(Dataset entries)
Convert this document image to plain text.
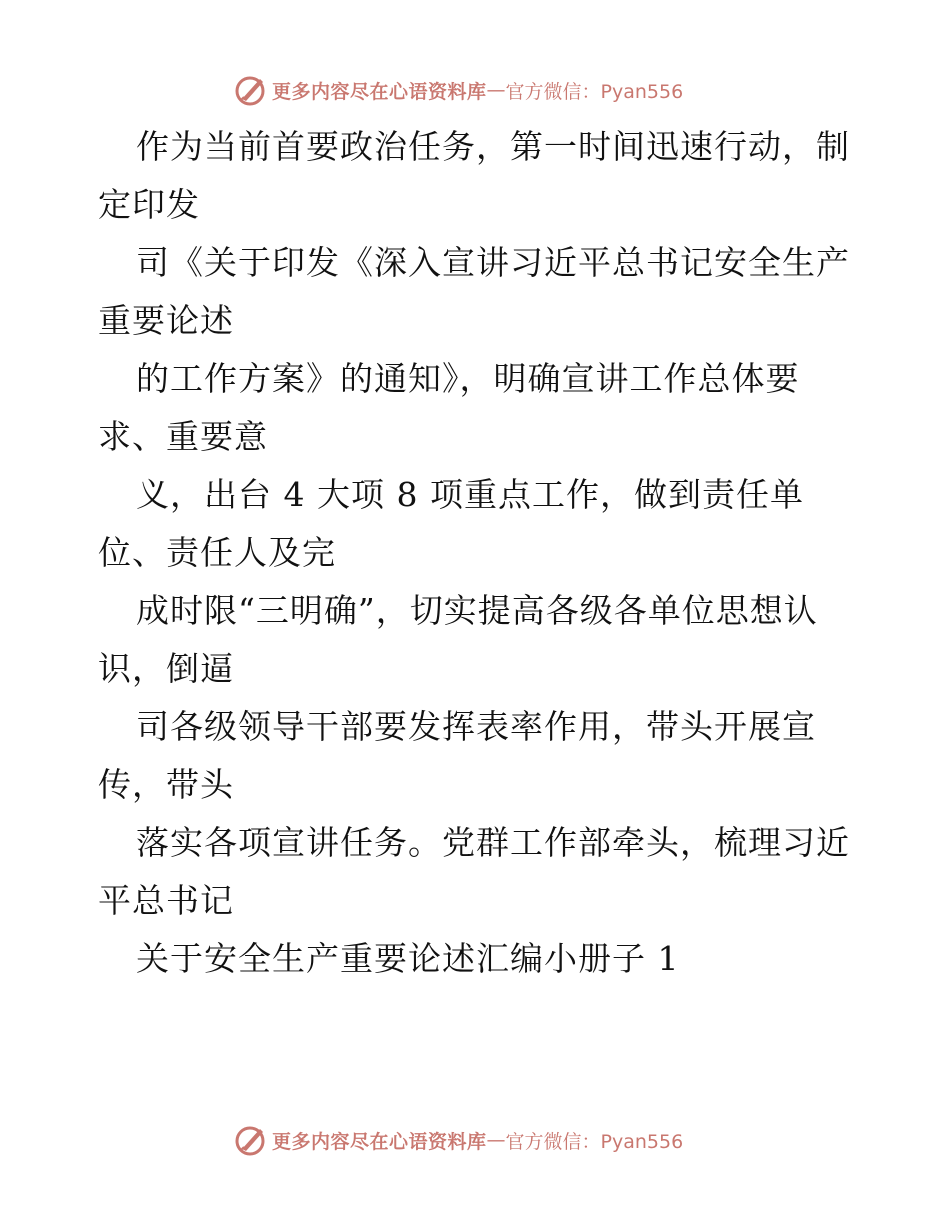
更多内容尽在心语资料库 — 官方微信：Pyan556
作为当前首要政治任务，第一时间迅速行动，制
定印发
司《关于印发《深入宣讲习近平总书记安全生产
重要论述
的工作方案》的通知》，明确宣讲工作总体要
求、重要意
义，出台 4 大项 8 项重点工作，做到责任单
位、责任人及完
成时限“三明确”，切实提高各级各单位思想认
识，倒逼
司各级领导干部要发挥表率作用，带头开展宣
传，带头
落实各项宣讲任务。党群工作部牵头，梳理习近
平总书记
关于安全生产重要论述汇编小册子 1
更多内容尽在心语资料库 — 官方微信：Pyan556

* * *

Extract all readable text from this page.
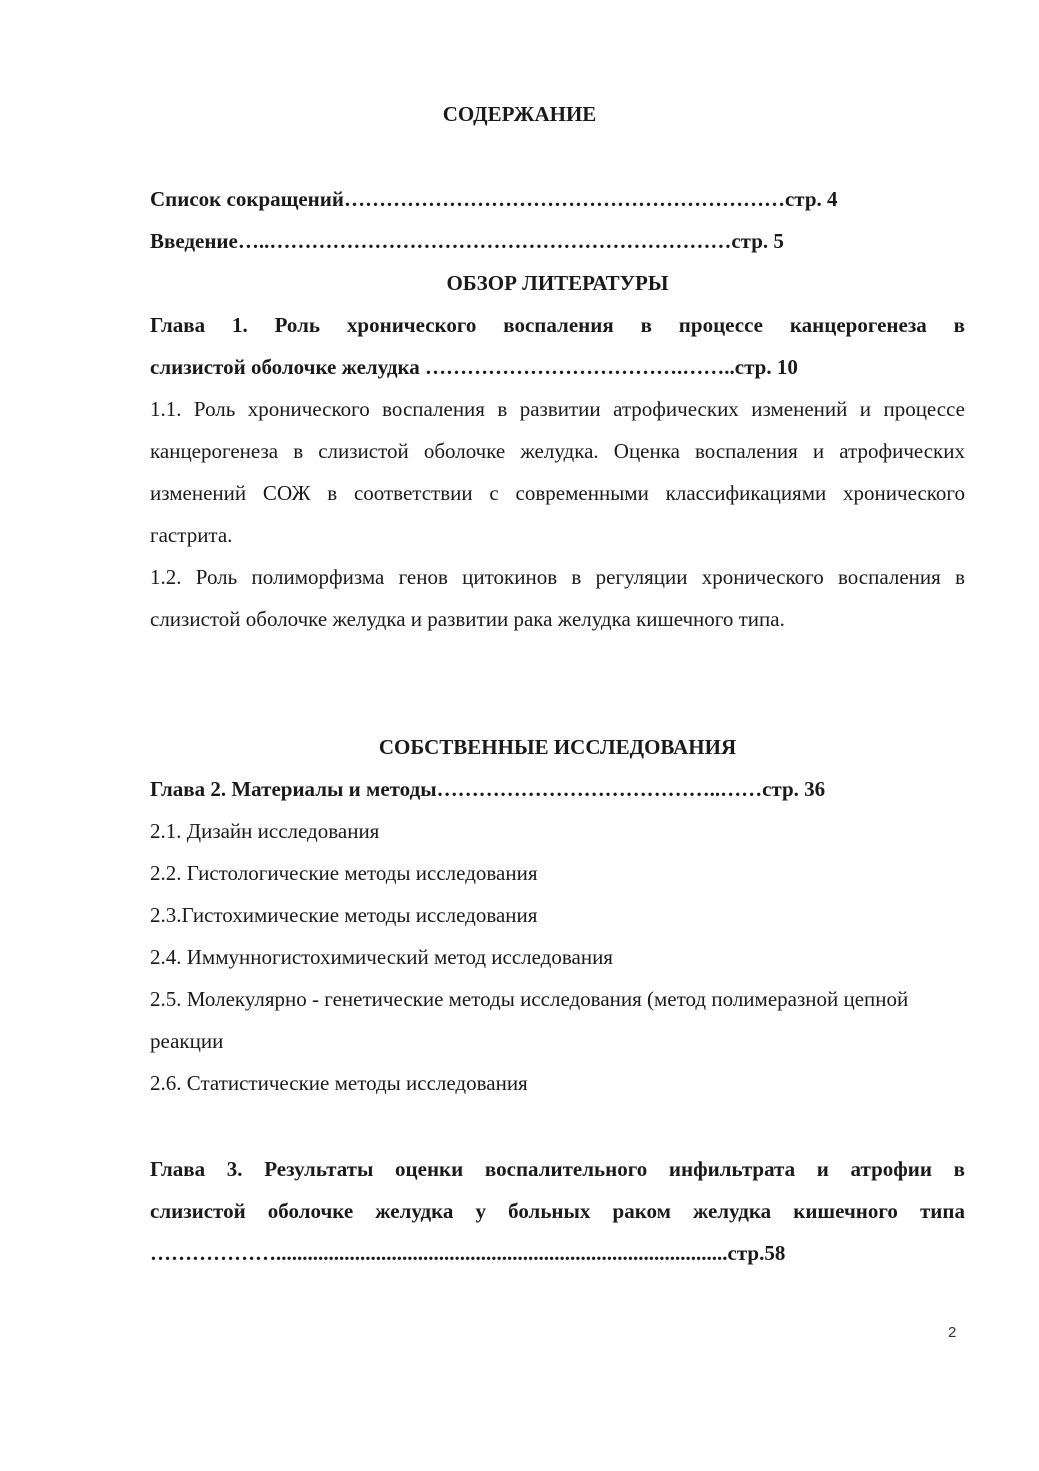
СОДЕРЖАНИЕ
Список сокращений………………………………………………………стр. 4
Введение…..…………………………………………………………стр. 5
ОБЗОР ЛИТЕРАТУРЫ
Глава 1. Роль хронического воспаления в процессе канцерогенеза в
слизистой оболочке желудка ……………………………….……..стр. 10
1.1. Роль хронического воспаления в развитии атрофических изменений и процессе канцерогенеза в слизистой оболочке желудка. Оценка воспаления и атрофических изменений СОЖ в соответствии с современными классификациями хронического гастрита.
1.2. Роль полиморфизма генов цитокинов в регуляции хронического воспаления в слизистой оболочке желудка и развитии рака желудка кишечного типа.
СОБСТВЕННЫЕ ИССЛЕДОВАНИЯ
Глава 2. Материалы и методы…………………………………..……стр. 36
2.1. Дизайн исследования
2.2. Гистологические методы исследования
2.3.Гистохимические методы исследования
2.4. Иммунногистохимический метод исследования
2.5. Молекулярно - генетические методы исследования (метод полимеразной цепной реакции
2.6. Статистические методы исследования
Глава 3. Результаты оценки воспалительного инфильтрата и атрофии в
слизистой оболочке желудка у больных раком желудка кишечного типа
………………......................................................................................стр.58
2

--

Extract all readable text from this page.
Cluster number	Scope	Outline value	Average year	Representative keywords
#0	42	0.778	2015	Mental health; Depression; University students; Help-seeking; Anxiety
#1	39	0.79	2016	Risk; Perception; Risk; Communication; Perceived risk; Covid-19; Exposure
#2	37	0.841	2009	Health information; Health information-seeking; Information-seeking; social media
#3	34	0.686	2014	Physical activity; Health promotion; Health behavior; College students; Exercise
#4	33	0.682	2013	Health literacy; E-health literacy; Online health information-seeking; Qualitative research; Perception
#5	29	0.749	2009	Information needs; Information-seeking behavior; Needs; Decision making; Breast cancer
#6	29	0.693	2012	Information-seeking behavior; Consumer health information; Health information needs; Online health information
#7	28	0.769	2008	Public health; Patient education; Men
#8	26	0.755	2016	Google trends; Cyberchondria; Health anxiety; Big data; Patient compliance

> _Exercise description_
Scan the material line by line and report each one that contains "типа".

> _Expected answer_
1.2. Роль полиморфизма генов цитокинов в регуляции хронического воспаления в слизистой оболочке желудка и развитии рака желудка кишечного типа.
слизистой оболочке желудка у больных раком желудка кишечного типа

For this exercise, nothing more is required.